Look for the string "data" in every line, and copy each line that has it.

—————

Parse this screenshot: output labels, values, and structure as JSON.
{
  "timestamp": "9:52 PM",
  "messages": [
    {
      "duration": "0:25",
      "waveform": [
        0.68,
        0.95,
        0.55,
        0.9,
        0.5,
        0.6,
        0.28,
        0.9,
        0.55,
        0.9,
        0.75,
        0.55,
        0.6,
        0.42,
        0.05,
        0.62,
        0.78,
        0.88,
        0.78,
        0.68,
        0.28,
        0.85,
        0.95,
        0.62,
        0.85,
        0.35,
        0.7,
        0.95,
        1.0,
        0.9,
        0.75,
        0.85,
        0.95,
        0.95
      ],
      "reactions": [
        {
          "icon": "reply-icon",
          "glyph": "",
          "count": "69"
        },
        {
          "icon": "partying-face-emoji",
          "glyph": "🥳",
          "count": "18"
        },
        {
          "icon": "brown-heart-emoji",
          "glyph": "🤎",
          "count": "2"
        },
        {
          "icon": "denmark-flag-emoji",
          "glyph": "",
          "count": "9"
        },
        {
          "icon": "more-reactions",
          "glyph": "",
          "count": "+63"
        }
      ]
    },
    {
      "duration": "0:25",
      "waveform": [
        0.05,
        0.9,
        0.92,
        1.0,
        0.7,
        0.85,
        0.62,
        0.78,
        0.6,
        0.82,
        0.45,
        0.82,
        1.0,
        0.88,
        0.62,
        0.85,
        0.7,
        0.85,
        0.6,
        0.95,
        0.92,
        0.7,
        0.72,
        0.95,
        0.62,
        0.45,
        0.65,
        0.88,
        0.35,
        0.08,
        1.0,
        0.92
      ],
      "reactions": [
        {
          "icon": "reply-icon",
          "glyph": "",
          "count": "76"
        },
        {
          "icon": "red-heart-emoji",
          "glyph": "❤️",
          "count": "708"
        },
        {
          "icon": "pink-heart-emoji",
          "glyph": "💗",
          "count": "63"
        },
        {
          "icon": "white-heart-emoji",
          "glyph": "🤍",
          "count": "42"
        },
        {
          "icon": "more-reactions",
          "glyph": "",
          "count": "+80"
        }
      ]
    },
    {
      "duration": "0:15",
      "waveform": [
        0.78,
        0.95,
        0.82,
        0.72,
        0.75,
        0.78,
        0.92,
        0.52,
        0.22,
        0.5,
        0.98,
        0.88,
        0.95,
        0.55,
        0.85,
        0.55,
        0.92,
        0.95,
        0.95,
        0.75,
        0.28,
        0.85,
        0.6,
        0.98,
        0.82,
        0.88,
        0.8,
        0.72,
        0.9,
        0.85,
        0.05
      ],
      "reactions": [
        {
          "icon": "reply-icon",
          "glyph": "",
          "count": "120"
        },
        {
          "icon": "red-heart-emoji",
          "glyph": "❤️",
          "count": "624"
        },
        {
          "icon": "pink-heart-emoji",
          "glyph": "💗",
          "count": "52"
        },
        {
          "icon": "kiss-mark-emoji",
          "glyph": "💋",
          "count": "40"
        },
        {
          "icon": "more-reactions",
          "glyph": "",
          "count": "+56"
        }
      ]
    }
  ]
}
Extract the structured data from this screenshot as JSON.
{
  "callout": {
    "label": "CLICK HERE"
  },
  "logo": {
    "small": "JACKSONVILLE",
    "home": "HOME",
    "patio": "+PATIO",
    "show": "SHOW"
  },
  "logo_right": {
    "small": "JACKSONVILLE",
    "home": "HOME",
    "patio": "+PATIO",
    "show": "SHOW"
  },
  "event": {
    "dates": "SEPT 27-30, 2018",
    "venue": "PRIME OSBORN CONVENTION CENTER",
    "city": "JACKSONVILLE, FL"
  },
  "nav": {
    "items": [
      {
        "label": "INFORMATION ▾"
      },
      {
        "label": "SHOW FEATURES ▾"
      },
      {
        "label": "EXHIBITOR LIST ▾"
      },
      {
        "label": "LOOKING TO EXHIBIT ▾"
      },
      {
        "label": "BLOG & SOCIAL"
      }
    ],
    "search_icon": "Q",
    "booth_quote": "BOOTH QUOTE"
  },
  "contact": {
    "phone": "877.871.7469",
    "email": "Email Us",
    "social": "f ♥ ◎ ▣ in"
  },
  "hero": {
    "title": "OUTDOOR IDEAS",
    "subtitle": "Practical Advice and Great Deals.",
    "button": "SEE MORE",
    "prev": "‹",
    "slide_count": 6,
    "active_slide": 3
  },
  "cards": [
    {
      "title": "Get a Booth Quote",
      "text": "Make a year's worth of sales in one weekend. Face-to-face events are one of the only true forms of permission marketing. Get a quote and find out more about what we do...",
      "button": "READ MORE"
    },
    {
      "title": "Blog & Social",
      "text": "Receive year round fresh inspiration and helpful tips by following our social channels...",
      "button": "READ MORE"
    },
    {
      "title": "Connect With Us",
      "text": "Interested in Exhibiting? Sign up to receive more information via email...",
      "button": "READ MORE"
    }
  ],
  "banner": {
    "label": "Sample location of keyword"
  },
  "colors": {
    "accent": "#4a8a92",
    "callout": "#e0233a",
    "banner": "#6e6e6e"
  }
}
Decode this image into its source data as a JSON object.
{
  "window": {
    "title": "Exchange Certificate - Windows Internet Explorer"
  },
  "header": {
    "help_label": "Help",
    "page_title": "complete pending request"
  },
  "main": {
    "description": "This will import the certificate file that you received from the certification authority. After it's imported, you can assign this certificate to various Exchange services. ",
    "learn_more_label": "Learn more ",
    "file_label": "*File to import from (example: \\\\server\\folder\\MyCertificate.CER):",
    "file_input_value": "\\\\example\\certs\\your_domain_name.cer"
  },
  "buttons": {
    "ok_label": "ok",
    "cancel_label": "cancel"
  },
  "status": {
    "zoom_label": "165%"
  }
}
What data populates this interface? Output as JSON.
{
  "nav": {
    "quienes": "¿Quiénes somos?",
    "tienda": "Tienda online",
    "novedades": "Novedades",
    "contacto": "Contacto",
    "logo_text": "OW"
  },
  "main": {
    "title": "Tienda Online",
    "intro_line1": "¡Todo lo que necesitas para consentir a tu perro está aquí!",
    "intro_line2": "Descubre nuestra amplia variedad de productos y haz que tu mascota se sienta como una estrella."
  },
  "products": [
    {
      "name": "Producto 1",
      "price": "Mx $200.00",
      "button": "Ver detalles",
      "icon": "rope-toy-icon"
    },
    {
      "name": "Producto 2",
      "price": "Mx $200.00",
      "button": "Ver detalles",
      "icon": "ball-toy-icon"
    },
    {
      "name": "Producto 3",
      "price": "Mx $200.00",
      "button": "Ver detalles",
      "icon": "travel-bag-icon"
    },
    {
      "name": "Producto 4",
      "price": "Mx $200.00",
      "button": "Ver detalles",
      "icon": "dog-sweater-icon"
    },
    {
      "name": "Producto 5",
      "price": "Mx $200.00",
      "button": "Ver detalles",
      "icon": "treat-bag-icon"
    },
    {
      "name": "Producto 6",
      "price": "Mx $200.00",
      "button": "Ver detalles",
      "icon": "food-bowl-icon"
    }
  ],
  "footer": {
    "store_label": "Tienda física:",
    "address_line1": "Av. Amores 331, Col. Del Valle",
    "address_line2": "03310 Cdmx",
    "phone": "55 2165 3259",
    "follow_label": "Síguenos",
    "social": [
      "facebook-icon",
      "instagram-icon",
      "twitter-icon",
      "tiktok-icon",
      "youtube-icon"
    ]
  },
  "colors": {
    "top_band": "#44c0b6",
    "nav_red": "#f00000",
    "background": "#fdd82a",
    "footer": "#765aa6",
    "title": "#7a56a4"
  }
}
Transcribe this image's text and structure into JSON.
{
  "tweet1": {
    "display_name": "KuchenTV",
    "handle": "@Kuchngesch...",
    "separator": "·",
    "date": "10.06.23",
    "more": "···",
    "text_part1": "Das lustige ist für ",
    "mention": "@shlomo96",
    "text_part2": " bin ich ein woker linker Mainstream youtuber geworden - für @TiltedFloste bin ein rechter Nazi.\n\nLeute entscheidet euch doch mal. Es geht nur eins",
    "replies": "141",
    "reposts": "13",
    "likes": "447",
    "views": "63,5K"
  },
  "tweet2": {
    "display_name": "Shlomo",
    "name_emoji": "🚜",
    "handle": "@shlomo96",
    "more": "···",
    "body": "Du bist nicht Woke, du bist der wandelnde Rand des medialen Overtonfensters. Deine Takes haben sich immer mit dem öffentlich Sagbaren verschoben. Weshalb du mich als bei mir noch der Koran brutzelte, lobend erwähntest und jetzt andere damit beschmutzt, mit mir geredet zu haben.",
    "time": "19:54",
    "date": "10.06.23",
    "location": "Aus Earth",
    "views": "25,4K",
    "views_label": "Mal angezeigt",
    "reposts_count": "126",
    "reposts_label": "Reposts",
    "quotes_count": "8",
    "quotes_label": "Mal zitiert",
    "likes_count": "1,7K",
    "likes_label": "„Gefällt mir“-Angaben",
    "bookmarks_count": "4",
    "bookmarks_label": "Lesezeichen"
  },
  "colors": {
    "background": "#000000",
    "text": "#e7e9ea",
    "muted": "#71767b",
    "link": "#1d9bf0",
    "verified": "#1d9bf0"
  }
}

—————

*Solution for this problem*
Extract the structured data from this screenshot as JSON.
Decode this image into its source data as a JSON object.
What data populates this interface? Output as JSON.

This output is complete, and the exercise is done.